____ Exercise material

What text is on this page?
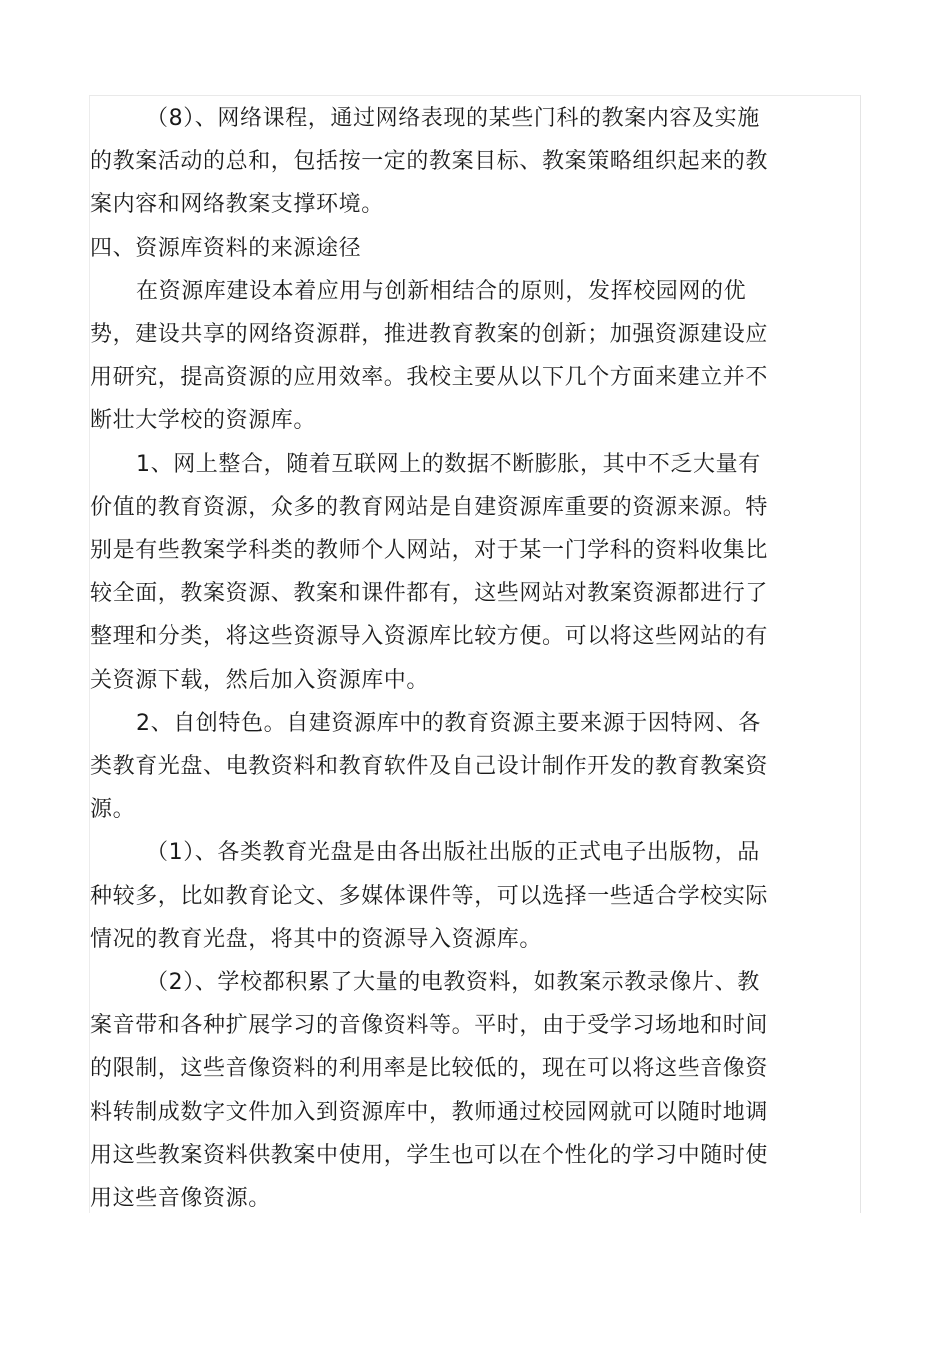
（8）、网络课程，通过网络表现的某些门科的教案内容及实施的教案活动的总和，包括按一定的教案目标、教案策略组织起来的教案内容和网络教案支撑环境。

四、资源库资料的来源途径

在资源库建设本着应用与创新相结合的原则，发挥校园网的优势，建设共享的网络资源群，推进教育教案的创新；加强资源建设应用研究，提高资源的应用效率。我校主要从以下几个方面来建立并不断壮大学校的资源库。

1、网上整合，随着互联网上的数据不断膨胀，其中不乏大量有价值的教育资源，众多的教育网站是自建资源库重要的资源来源。特别是有些教案学科类的教师个人网站，对于某一门学科的资料收集比较全面，教案资源、教案和课件都有，这些网站对教案资源都进行了整理和分类，将这些资源导入资源库比较方便。可以将这些网站的有关资源下载，然后加入资源库中。

2、自创特色。自建资源库中的教育资源主要来源于因特网、各类教育光盘、电教资料和教育软件及自己设计制作开发的教育教案资源。

（1）、各类教育光盘是由各出版社出版的正式电子出版物，品种较多，比如教育论文、多媒体课件等，可以选择一些适合学校实际情况的教育光盘，将其中的资源导入资源库。

（2）、学校都积累了大量的电教资料，如教案示教录像片、教案音带和各种扩展学习的音像资料等。平时，由于受学习场地和时间的限制，这些音像资料的利用率是比较低的，现在可以将这些音像资料转制成数字文件加入到资源库中，教师通过校园网就可以随时地调用这些教案资料供教案中使用，学生也可以在个性化的学习中随时使用这些音像资源。
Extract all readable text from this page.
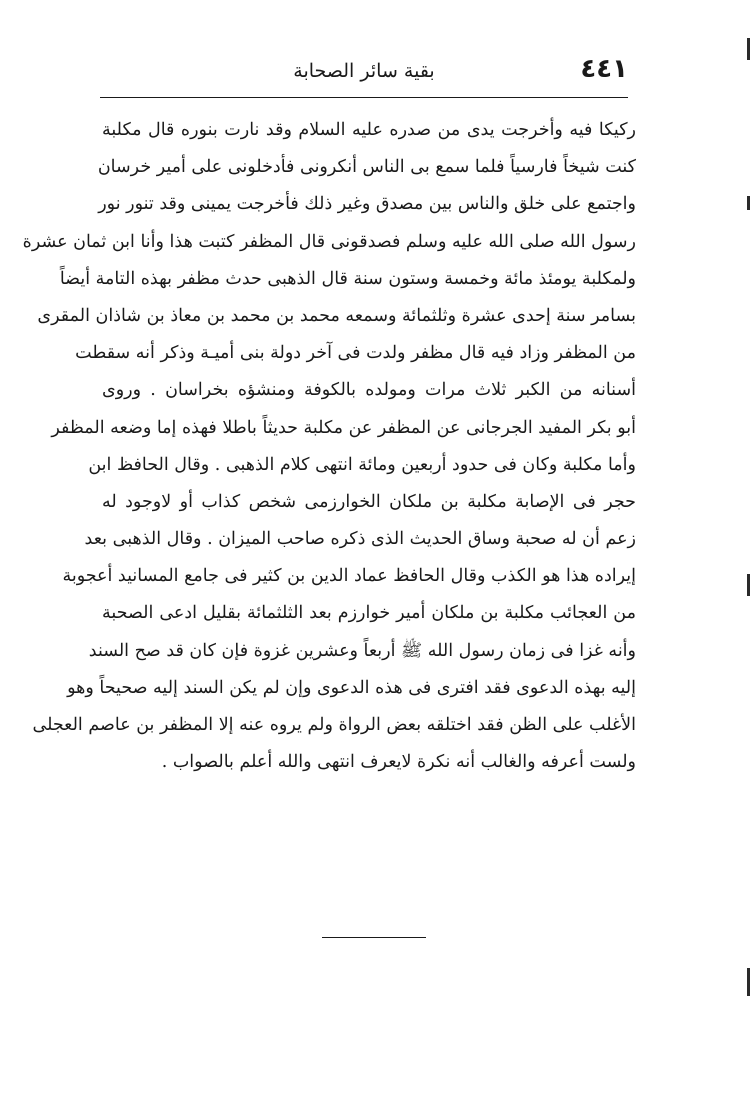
٤٤١
بقية سائر الصحابة
ركيكا فيه وأخرجت يدى من صدره عليه السلام وقد نارت بنوره قال مكلبة
كنت شيخاً فارسياً فلما سمع بى الناس أنكرونى فأدخلونى على أمير خرسان
واجتمع على خلق والناس بين مصدق وغير ذلك فأخرجت يمينى وقد تنور نور
رسول الله صلى الله عليه وسلم فصدقونى قال المظفر كتبت هذا وأنا ابن ثمان عشرة
ولمكلبة يومئذ مائة وخمسة وستون سنة قال الذهبى حدث مظفر بهذه التامة أيضاً
بسامر سنة إحدى عشرة وثلثمائة وسمعه محمد بن محمد بن معاذ بن شاذان المقرى
من المظفر وزاد فيه قال مظفر ولدت فى آخر دولة بنى أميـة وذكر أنه سقطت
أسنانه من الكبر ثلاث مرات ومولده بالكوفة ومنشؤه بخراسان . وروى
أبو بكر المفيد الجرجانى عن المظفر عن مكلبة حديثاً باطلا فهذه إما وضعه المظفر
وأما مكلبة وكان فى حدود أربعين ومائة انتهى كلام الذهبى . وقال الحافظ ابن
حجر فى الإصابة مكلبة بن ملكان الخوارزمى شخص كذاب أو لاوجود له
زعم أن له صحبة وساق الحديث الذى ذكره صاحب الميزان . وقال الذهبى بعد
إيراده هذا هو الكذب وقال الحافظ عماد الدين بن كثير فى جامع المسانيد أعجوبة
من العجائب مكلبة بن ملكان أمير خوارزم بعد الثلثمائة بقليل ادعى الصحبة
وأنه غزا فى زمان رسول الله ﷺ أربعاً وعشرين غزوة فإن كان قد صح السند
إليه بهذه الدعوى فقد افترى فى هذه الدعوى وإن لم يكن السند إليه صحيحاً وهو
الأغلب على الظن فقد اختلقه بعض الرواة ولم يروه عنه إلا المظفر بن عاصم العجلى
ولست أعرفه والغالب أنه نكرة لايعرف انتهى والله أعلم بالصواب .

________

Show all lines from the listing above in which "عليه" appears.

Written response:
ركيكا فيه وأخرجت يدى من صدره عليه السلام وقد نارت بنوره قال مكلبة
رسول الله صلى الله عليه وسلم فصدقونى قال المظفر كتبت هذا وأنا ابن ثمان عشرة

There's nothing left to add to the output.